» What the exercise asks
Select each line where the word "from" appears.

## Begin

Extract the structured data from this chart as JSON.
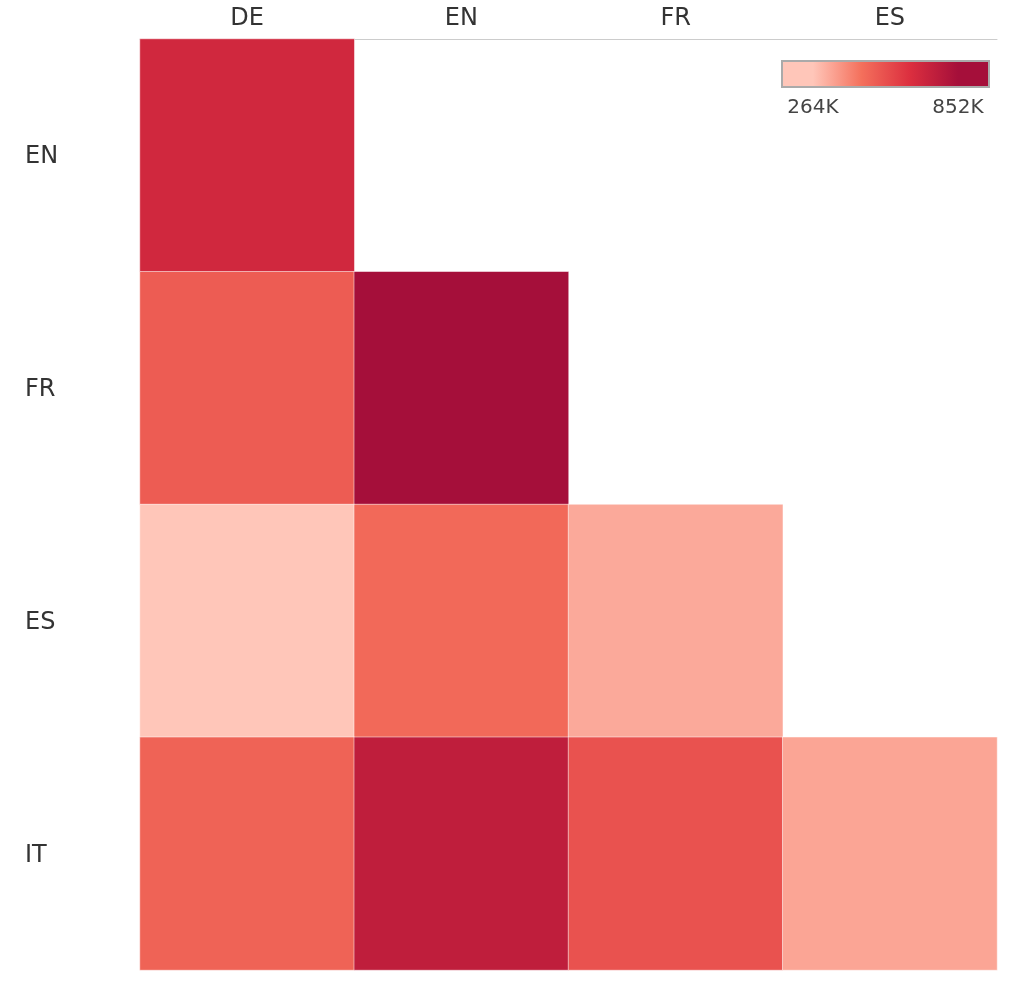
{
  "chart_data": {
    "type": "heatmap",
    "categories": [
      "DE",
      "EN",
      "FR",
      "ES"
    ],
    "y_categories": [
      "EN",
      "FR",
      "ES",
      "IT"
    ],
    "cells": [
      [
        700000,
        null,
        null,
        null
      ],
      [
        520000,
        852000,
        null,
        null
      ],
      [
        264000,
        480000,
        330000,
        null
      ],
      [
        500000,
        760000,
        550000,
        340000
      ]
    ],
    "clim": [
      264000,
      852000
    ],
    "cticks": [
      {
        "value": 264000,
        "label": "264K"
      },
      {
        "value": 852000,
        "label": "852K"
      }
    ],
    "colors": [
      "#ffc6b9",
      "#f4705c",
      "#dc2f3f",
      "#a50f3a"
    ]
  }
}
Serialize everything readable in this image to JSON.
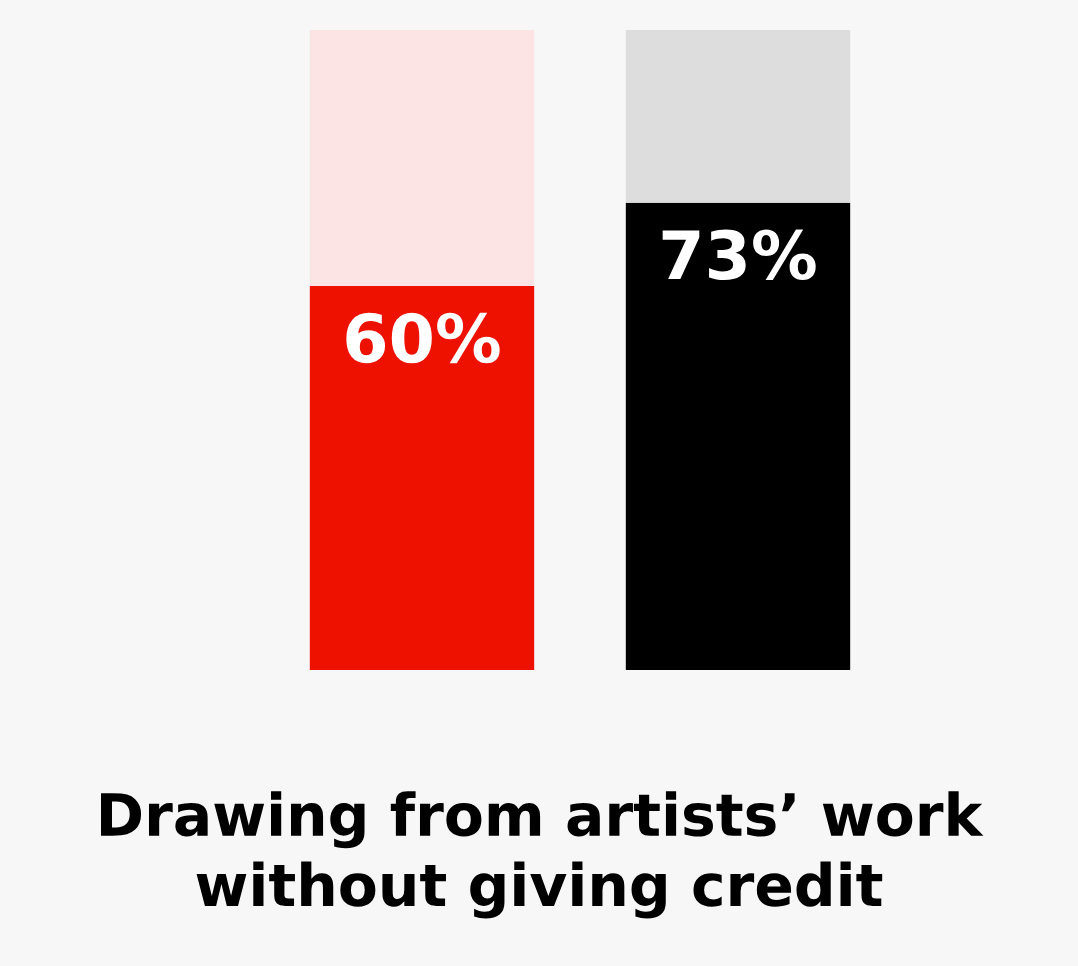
{
  "chart_data": {
    "type": "bar",
    "title": "Drawing from artists’ work without giving credit",
    "categories": [
      null,
      null
    ],
    "stacked": true,
    "series": [
      {
        "colors": [
          "#ee1100",
          "#000000"
        ],
        "values": [
          60,
          73
        ],
        "value_labels": [
          "60%",
          "73%"
        ]
      },
      {
        "colors": [
          "#fde4e4",
          "#dddddd"
        ],
        "values": [
          40,
          27
        ]
      }
    ],
    "ylim": [
      0,
      100
    ],
    "grid": false,
    "legend": false
  }
}
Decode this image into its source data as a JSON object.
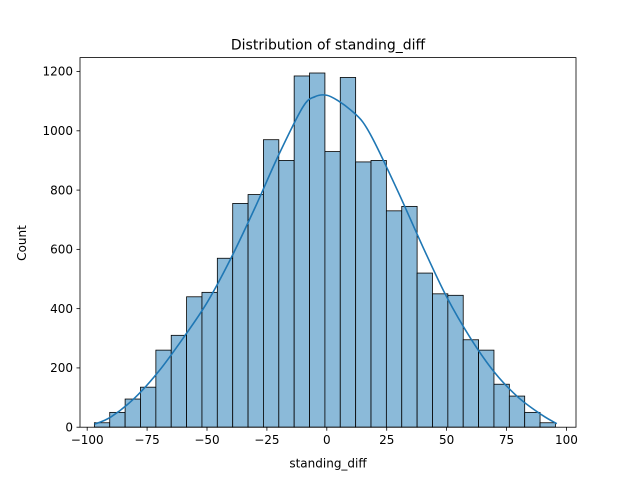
{
  "chart_data": {
    "type": "bar",
    "title": "Distribution of standing_diff",
    "xlabel": "standing_diff",
    "ylabel": "Count",
    "xlim": [
      -103,
      104
    ],
    "ylim": [
      0,
      1247
    ],
    "xticks": [
      -100,
      -75,
      -50,
      -25,
      0,
      25,
      50,
      75,
      100
    ],
    "yticks": [
      0,
      200,
      400,
      600,
      800,
      1000,
      1200
    ],
    "grid": false,
    "bin_edges": [
      -97,
      -90.59,
      -84.17,
      -77.76,
      -71.34,
      -64.93,
      -58.52,
      -52.1,
      -45.69,
      -39.27,
      -32.86,
      -26.45,
      -20.03,
      -13.62,
      -7.2,
      -0.79,
      5.62,
      12.04,
      18.45,
      24.86,
      31.28,
      37.69,
      44.11,
      50.52,
      56.93,
      63.35,
      69.76,
      76.18,
      82.59,
      89.0,
      95.42
    ],
    "counts": [
      15,
      50,
      95,
      135,
      260,
      310,
      440,
      455,
      570,
      755,
      785,
      970,
      900,
      1185,
      1195,
      930,
      1180,
      895,
      900,
      730,
      745,
      520,
      450,
      445,
      295,
      260,
      145,
      105,
      50,
      15
    ],
    "kde": {
      "x": [
        -97,
        -90,
        -80,
        -70,
        -60,
        -50,
        -40,
        -30,
        -20,
        -10,
        -5,
        0,
        5,
        10,
        15,
        20,
        30,
        40,
        50,
        60,
        70,
        80,
        90,
        96
      ],
      "y": [
        10,
        35,
        100,
        190,
        300,
        420,
        570,
        740,
        920,
        1080,
        1115,
        1120,
        1100,
        1070,
        1030,
        960,
        790,
        610,
        440,
        300,
        185,
        100,
        40,
        12
      ]
    },
    "colors": {
      "bar_fill": "#8bbad9",
      "bar_edge": "#000000",
      "kde_line": "#1f77b4"
    }
  }
}
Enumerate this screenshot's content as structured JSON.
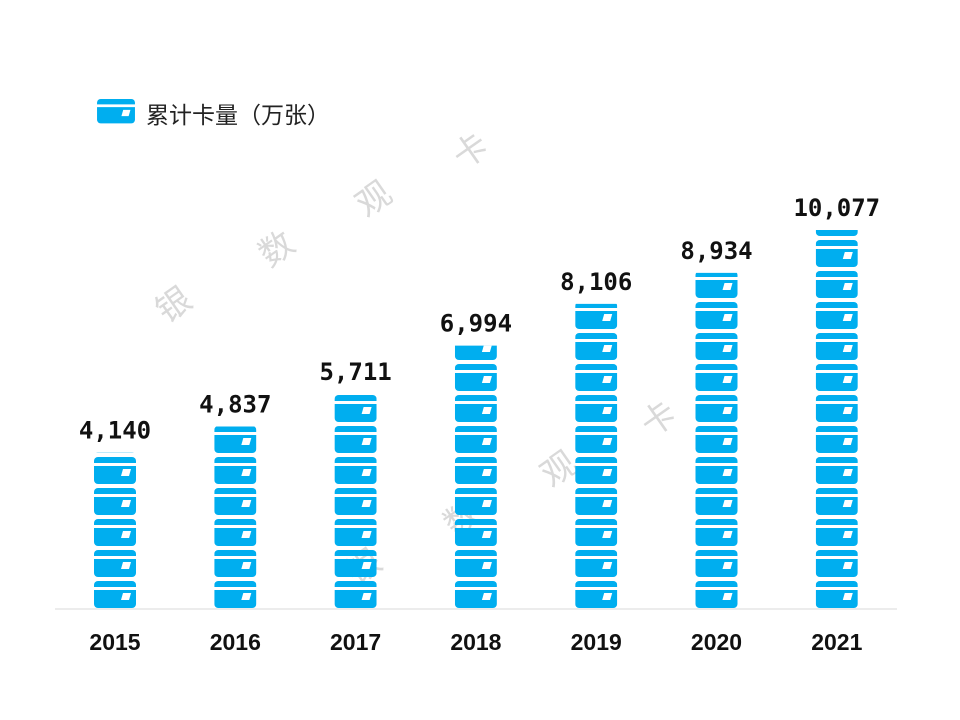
{
  "legend": {
    "label": "累计卡量（万张）",
    "icon": "bank-card-icon"
  },
  "watermark": [
    "银",
    "数",
    "观",
    "卡"
  ],
  "colors": {
    "bar": "#00AEEF",
    "label": "#111111",
    "axis": "#d9d9d9"
  },
  "chart_data": {
    "type": "bar",
    "categories": [
      "2015",
      "2016",
      "2017",
      "2018",
      "2019",
      "2020",
      "2021"
    ],
    "series": [
      {
        "name": "累计卡量（万张）",
        "values": [
          4140,
          4837,
          5711,
          6994,
          8106,
          8934,
          10077
        ]
      }
    ],
    "data_labels": [
      "4,140",
      "4,837",
      "5,711",
      "6,994",
      "8,106",
      "8,934",
      "10,077"
    ],
    "ylim": [
      0,
      10300
    ],
    "grid": false,
    "legend_position": "top-left"
  }
}
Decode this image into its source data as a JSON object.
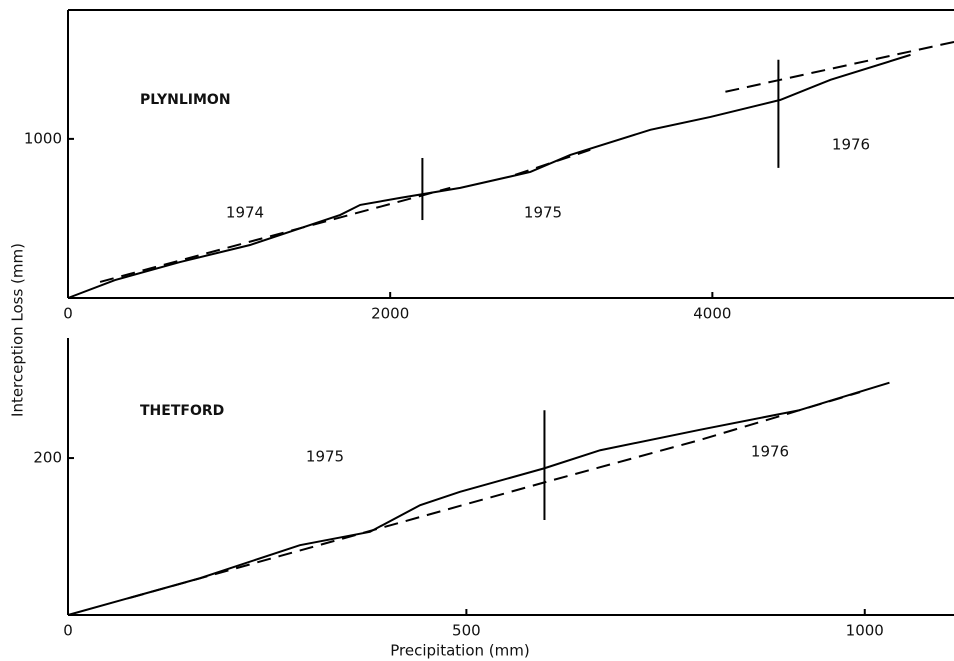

## End

» Reply
Extract the structured data from this chart as JSON.
    "title": "Drawing from artists’ work without giving credit",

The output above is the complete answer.